*DO THIS:*
Pull every line holding the string "должностей" from the records below.

*EXTRACTED ENTRIES:*
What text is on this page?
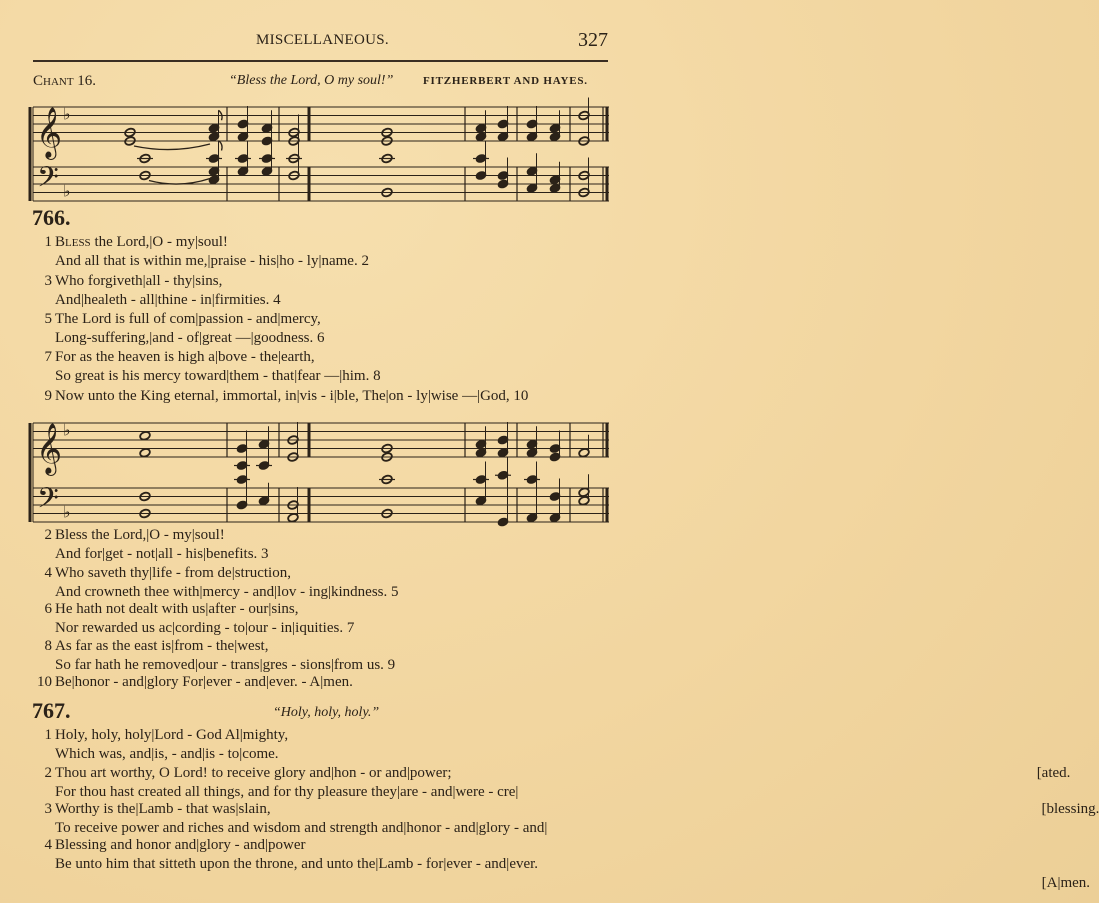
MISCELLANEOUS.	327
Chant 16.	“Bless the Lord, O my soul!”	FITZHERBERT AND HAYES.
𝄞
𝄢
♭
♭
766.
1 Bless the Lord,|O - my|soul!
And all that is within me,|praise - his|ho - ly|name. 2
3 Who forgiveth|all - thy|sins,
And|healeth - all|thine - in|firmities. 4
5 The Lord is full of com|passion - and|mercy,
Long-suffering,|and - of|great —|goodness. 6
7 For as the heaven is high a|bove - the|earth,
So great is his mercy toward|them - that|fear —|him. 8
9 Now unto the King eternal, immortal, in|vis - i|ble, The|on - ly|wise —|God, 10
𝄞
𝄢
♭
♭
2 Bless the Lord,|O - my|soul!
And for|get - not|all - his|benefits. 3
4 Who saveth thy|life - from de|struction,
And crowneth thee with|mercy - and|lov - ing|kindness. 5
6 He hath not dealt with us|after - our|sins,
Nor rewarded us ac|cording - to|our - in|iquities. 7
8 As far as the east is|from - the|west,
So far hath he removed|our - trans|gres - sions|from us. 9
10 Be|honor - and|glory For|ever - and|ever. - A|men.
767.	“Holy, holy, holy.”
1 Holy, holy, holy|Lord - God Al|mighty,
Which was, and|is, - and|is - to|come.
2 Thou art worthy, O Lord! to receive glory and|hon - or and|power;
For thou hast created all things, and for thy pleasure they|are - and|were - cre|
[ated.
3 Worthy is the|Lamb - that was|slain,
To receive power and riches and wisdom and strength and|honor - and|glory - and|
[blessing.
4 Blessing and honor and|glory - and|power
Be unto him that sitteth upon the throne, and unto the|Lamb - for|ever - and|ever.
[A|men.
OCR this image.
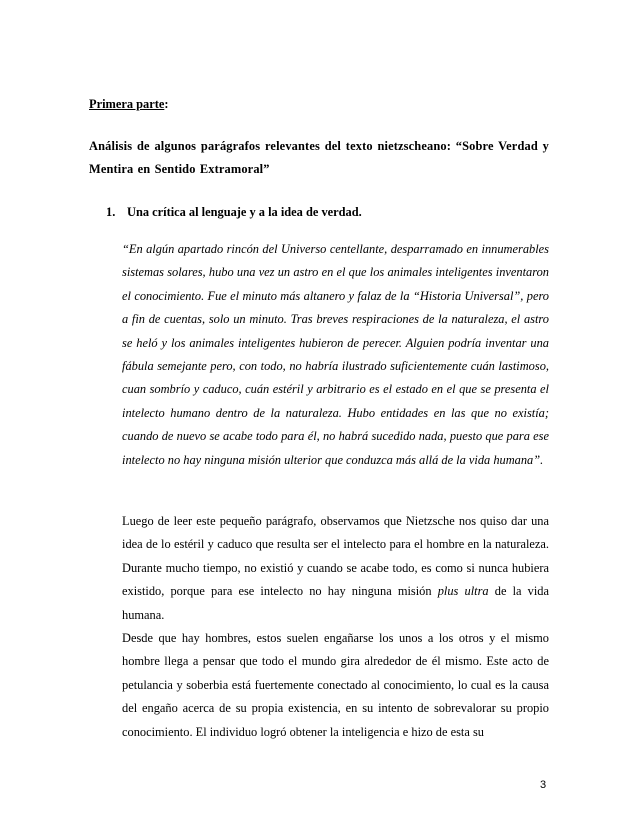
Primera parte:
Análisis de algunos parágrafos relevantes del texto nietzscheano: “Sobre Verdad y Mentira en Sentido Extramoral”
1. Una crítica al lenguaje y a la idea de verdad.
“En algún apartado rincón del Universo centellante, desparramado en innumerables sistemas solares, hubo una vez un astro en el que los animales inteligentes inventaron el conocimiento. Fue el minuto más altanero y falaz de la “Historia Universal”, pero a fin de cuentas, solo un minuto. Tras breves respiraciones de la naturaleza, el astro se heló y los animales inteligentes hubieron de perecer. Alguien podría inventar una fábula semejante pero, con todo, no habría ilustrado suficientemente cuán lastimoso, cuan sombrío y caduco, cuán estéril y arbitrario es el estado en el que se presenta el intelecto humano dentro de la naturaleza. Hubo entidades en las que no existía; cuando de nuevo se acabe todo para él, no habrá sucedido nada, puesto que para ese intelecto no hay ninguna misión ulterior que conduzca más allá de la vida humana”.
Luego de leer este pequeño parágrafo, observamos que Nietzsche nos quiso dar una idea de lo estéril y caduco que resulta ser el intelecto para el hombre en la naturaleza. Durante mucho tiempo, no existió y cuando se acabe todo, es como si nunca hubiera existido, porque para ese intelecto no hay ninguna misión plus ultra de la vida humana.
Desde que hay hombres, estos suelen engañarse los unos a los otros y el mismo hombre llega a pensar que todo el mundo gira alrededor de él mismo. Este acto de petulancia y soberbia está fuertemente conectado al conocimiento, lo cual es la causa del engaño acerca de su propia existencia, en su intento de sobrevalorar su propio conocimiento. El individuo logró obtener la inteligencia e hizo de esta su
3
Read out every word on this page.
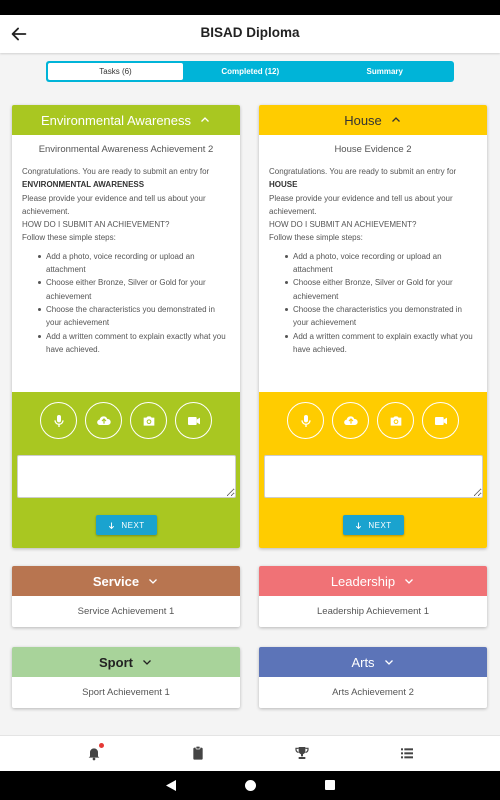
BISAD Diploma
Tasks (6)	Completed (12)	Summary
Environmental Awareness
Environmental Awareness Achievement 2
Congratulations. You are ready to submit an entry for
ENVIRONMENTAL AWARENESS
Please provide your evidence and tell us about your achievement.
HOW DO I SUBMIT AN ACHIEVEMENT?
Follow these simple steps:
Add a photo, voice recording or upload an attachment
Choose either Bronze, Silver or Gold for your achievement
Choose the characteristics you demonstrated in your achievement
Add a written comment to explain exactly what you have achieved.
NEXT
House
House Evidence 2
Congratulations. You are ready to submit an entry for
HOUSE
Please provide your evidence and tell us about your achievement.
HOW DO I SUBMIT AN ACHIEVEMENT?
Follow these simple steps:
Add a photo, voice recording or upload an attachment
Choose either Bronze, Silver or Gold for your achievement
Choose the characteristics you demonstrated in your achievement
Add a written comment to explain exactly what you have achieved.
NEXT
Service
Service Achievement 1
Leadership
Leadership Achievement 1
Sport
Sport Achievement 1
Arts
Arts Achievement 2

* * *

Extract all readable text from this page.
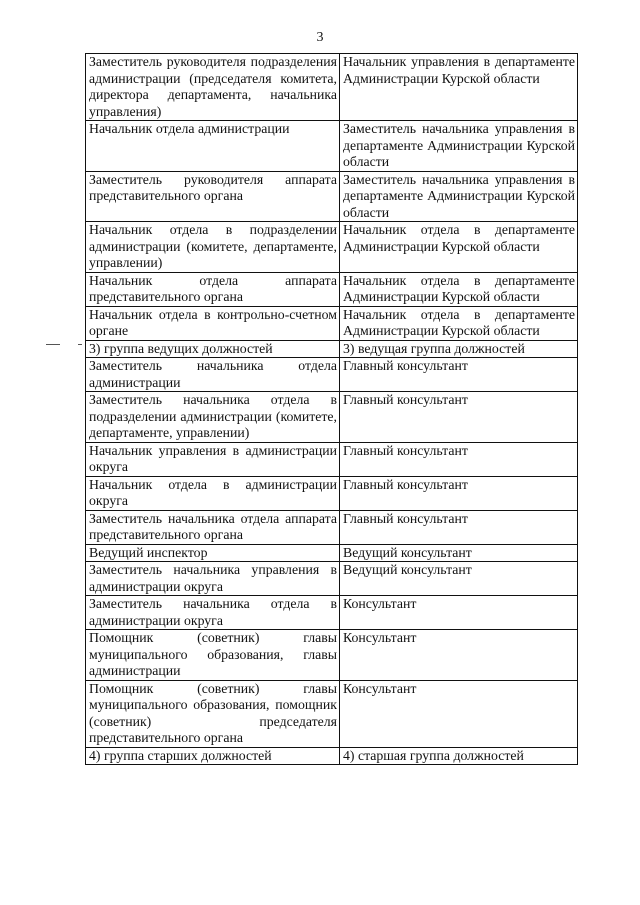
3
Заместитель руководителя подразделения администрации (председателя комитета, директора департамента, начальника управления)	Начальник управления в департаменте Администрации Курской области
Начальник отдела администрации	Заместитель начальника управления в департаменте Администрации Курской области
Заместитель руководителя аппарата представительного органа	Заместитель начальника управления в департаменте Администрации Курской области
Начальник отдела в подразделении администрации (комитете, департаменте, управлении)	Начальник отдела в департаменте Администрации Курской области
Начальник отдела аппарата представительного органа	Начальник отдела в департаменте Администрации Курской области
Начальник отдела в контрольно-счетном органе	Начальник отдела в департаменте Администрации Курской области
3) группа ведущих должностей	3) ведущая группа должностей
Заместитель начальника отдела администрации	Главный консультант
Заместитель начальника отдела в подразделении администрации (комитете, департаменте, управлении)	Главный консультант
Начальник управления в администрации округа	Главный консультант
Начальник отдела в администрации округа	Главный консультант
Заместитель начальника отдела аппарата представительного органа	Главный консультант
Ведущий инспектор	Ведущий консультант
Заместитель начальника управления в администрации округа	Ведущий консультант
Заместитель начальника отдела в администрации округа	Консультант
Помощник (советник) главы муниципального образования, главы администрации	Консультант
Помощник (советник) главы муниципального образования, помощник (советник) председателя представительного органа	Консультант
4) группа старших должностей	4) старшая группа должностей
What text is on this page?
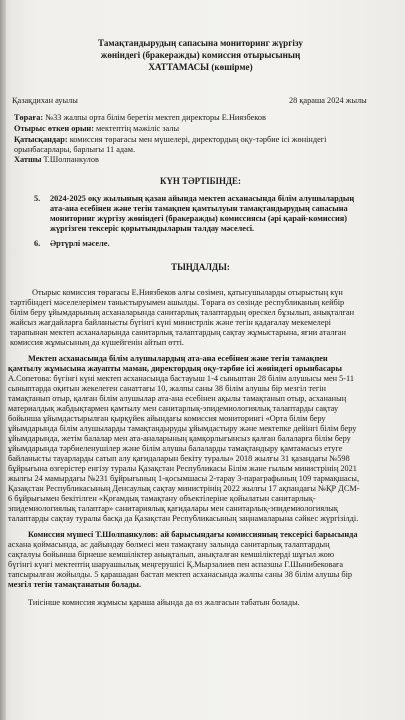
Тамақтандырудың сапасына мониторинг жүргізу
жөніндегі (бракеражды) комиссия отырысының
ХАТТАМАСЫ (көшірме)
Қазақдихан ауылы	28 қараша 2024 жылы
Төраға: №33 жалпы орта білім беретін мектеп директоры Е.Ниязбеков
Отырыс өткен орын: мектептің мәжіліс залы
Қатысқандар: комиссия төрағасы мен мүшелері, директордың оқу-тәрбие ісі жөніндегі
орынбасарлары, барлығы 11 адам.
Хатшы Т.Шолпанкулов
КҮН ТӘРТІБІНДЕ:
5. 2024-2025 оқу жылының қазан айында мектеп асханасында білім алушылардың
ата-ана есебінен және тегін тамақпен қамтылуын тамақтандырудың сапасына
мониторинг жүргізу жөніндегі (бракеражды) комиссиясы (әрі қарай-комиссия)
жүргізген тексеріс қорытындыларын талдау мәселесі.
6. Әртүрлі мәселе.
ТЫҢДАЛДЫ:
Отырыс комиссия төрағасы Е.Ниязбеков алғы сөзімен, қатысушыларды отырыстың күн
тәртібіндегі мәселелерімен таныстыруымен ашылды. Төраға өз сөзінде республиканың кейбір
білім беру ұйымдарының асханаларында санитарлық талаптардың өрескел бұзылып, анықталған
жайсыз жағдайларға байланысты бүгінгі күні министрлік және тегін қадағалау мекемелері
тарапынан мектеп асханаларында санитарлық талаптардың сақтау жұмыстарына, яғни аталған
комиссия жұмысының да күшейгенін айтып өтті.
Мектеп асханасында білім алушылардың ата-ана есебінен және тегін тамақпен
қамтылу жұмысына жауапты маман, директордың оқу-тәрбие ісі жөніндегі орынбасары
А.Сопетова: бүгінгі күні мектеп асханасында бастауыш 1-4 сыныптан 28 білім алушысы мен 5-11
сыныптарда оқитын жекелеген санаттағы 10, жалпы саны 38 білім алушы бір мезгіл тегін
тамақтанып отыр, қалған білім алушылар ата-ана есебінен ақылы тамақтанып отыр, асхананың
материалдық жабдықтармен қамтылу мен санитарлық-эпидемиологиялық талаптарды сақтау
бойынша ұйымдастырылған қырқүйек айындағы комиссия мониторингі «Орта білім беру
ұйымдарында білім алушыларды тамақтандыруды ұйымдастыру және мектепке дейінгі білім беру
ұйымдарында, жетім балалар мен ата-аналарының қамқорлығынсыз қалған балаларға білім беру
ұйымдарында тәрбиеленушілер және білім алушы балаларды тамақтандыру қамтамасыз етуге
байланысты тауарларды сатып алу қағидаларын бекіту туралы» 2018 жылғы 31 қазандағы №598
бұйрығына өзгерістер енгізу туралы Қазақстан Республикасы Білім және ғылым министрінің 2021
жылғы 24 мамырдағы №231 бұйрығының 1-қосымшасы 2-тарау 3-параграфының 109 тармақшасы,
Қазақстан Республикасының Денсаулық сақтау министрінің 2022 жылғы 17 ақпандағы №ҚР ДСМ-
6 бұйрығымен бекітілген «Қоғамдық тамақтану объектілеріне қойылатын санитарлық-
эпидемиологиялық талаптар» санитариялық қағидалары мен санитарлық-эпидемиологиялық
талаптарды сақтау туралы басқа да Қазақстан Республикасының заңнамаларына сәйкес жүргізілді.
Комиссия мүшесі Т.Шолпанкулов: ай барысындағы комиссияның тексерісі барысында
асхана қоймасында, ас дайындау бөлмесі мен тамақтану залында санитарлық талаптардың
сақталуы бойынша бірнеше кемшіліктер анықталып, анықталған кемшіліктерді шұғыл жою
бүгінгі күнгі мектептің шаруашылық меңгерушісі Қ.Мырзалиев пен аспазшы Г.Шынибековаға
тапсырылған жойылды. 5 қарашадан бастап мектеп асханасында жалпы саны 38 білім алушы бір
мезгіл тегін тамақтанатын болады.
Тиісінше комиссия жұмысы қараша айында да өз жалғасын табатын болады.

* * *

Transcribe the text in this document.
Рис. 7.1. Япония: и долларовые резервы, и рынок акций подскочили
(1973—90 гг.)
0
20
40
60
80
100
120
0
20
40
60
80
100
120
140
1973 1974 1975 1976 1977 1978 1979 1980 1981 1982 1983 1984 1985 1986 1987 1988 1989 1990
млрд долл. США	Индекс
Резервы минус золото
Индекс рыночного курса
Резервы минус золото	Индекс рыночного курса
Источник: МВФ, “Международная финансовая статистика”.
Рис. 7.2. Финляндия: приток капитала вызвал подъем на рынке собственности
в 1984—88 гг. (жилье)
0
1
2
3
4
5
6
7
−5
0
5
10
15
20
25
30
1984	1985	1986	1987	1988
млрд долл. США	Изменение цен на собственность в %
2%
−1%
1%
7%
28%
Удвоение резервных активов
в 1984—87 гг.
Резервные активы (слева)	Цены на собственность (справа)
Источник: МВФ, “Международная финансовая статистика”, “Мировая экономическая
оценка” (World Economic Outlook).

*EXPECTED ANSWER:*
3) группа ведущих должностей	3) ведущая группа должностей
4) группа старших должностей	4) старшая группа должностей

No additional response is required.